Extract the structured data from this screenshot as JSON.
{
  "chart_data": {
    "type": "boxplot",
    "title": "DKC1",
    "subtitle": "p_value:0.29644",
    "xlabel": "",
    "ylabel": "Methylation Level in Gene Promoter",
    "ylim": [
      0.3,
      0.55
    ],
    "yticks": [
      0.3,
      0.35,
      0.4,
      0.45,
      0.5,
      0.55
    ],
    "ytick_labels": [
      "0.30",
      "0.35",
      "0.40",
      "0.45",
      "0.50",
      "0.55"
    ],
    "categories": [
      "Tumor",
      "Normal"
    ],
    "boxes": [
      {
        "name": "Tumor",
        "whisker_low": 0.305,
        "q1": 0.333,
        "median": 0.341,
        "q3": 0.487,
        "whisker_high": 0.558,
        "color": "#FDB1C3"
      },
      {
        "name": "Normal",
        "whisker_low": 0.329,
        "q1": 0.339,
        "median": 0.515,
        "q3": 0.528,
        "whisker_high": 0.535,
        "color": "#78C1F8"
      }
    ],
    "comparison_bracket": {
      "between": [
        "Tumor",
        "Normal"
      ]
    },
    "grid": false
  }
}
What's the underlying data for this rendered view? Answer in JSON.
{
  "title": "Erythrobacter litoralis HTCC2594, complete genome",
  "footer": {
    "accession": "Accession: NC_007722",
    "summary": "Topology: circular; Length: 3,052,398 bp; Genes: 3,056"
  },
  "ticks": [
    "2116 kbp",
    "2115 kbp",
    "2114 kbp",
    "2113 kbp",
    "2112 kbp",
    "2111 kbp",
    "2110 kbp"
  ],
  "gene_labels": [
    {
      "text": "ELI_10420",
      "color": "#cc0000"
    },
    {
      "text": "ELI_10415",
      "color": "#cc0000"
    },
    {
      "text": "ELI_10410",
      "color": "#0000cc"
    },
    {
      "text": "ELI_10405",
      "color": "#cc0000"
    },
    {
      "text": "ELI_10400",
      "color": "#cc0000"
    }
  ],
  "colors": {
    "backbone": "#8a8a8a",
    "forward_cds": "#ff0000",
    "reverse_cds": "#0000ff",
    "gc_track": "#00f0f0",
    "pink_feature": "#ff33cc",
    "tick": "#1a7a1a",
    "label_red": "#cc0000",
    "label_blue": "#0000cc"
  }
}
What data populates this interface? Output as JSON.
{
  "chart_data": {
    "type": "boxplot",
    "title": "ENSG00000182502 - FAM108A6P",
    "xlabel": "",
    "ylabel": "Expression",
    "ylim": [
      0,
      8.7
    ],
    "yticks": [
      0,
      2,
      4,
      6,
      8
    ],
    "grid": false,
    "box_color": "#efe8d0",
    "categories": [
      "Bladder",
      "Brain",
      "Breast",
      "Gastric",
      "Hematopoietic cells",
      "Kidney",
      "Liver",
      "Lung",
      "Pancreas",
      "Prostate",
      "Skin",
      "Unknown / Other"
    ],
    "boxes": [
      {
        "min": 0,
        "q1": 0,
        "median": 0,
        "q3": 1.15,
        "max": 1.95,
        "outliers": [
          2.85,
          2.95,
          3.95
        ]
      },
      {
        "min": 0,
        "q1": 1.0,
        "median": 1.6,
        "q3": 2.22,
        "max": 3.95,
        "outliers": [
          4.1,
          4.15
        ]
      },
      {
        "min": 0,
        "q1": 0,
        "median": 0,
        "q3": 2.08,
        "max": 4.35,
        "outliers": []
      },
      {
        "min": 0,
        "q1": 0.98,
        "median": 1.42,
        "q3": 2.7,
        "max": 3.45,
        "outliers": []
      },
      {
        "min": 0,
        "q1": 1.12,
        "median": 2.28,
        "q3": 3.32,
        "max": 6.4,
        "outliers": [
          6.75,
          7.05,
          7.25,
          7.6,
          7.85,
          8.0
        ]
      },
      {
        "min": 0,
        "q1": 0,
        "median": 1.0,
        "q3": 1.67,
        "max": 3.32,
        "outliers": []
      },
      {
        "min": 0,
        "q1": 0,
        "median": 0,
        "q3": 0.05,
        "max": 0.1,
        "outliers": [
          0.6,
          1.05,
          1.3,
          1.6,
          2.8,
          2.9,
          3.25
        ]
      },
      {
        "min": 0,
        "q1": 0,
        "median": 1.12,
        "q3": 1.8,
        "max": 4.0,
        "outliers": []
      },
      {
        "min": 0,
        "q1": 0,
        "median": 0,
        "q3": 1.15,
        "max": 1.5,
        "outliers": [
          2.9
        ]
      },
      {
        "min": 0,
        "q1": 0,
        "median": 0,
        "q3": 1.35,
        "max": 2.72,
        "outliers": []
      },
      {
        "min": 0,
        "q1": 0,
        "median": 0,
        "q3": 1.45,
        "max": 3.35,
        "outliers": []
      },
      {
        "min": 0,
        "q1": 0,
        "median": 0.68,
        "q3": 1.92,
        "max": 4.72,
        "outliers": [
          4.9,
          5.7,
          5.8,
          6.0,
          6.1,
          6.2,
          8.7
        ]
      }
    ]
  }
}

= = =

ABOUT THIS TASK
Repeat each of the entries exactly.

ANSWER SECTION
Extract the structured data from this screenshot as JSON.
{
  "chart_data": {
    "type": "boxplot",
    "title": "DKC1",
    "subtitle": "p_value:0.29644",
    "xlabel": "",
    "ylabel": "Methylation Level in Gene Promoter",
    "ylim": [
      0.3,
      0.55
    ],
    "yticks": [
      0.3,
      0.35,
      0.4,
      0.45,
      0.5,
      0.55
    ],
    "ytick_labels": [
      "0.30",
      "0.35",
      "0.40",
      "0.45",
      "0.50",
      "0.55"
    ],
    "categories": [
      "Tumor",
      "Normal"
    ],
    "boxes": [
      {
        "name": "Tumor",
        "whisker_low": 0.305,
        "q1": 0.333,
        "median": 0.341,
        "q3": 0.487,
        "whisker_high": 0.558,
        "color": "#FDB1C3"
      },
      {
        "name": "Normal",
        "whisker_low": 0.329,
        "q1": 0.339,
        "median": 0.515,
        "q3": 0.528,
        "whisker_high": 0.535,
        "color": "#78C1F8"
      }
    ],
    "comparison_bracket": {
      "between": [
        "Tumor",
        "Normal"
      ]
    },
    "grid": false
  }
}
What's the underlying data for this rendered view? Answer in JSON.
{
  "title": "Erythrobacter litoralis HTCC2594, complete genome",
  "footer": {
    "accession": "Accession: NC_007722",
    "summary": "Topology: circular; Length: 3,052,398 bp; Genes: 3,056"
  },
  "ticks": [
    "2116 kbp",
    "2115 kbp",
    "2114 kbp",
    "2113 kbp",
    "2112 kbp",
    "2111 kbp",
    "2110 kbp"
  ],
  "gene_labels": [
    {
      "text": "ELI_10420",
      "color": "#cc0000"
    },
    {
      "text": "ELI_10415",
      "color": "#cc0000"
    },
    {
      "text": "ELI_10410",
      "color": "#0000cc"
    },
    {
      "text": "ELI_10405",
      "color": "#cc0000"
    },
    {
      "text": "ELI_10400",
      "color": "#cc0000"
    }
  ],
  "colors": {
    "backbone": "#8a8a8a",
    "forward_cds": "#ff0000",
    "reverse_cds": "#0000ff",
    "gc_track": "#00f0f0",
    "pink_feature": "#ff33cc",
    "tick": "#1a7a1a",
    "label_red": "#cc0000",
    "label_blue": "#0000cc"
  }
}
What data populates this interface? Output as JSON.
{
  "chart_data": {
    "type": "boxplot",
    "title": "ENSG00000182502 - FAM108A6P",
    "xlabel": "",
    "ylabel": "Expression",
    "ylim": [
      0,
      8.7
    ],
    "yticks": [
      0,
      2,
      4,
      6,
      8
    ],
    "grid": false,
    "box_color": "#efe8d0",
    "categories": [
      "Bladder",
      "Brain",
      "Breast",
      "Gastric",
      "Hematopoietic cells",
      "Kidney",
      "Liver",
      "Lung",
      "Pancreas",
      "Prostate",
      "Skin",
      "Unknown / Other"
    ],
    "boxes": [
      {
        "min": 0,
        "q1": 0,
        "median": 0,
        "q3": 1.15,
        "max": 1.95,
        "outliers": [
          2.85,
          2.95,
          3.95
        ]
      },
      {
        "min": 0,
        "q1": 1.0,
        "median": 1.6,
        "q3": 2.22,
        "max": 3.95,
        "outliers": [
          4.1,
          4.15
        ]
      },
      {
        "min": 0,
        "q1": 0,
        "median": 0,
        "q3": 2.08,
        "max": 4.35,
        "outliers": []
      },
      {
        "min": 0,
        "q1": 0.98,
        "median": 1.42,
        "q3": 2.7,
        "max": 3.45,
        "outliers": []
      },
      {
        "min": 0,
        "q1": 1.12,
        "median": 2.28,
        "q3": 3.32,
        "max": 6.4,
        "outliers": [
          6.75,
          7.05,
          7.25,
          7.6,
          7.85,
          8.0
        ]
      },
      {
        "min": 0,
        "q1": 0,
        "median": 1.0,
        "q3": 1.67,
        "max": 3.32,
        "outliers": []
      },
      {
        "min": 0,
        "q1": 0,
        "median": 0,
        "q3": 0.05,
        "max": 0.1,
        "outliers": [
          0.6,
          1.05,
          1.3,
          1.6,
          2.8,
          2.9,
          3.25
        ]
      },
      {
        "min": 0,
        "q1": 0,
        "median": 1.12,
        "q3": 1.8,
        "max": 4.0,
        "outliers": []
      },
      {
        "min": 0,
        "q1": 0,
        "median": 0,
        "q3": 1.15,
        "max": 1.5,
        "outliers": [
          2.9
        ]
      },
      {
        "min": 0,
        "q1": 0,
        "median": 0,
        "q3": 1.35,
        "max": 2.72,
        "outliers": []
      },
      {
        "min": 0,
        "q1": 0,
        "median": 0,
        "q3": 1.45,
        "max": 3.35,
        "outliers": []
      },
      {
        "min": 0,
        "q1": 0,
        "median": 0.68,
        "q3": 1.92,
        "max": 4.72,
        "outliers": [
          4.9,
          5.7,
          5.8,
          6.0,
          6.1,
          6.2,
          8.7
        ]
      }
    ]
  }
}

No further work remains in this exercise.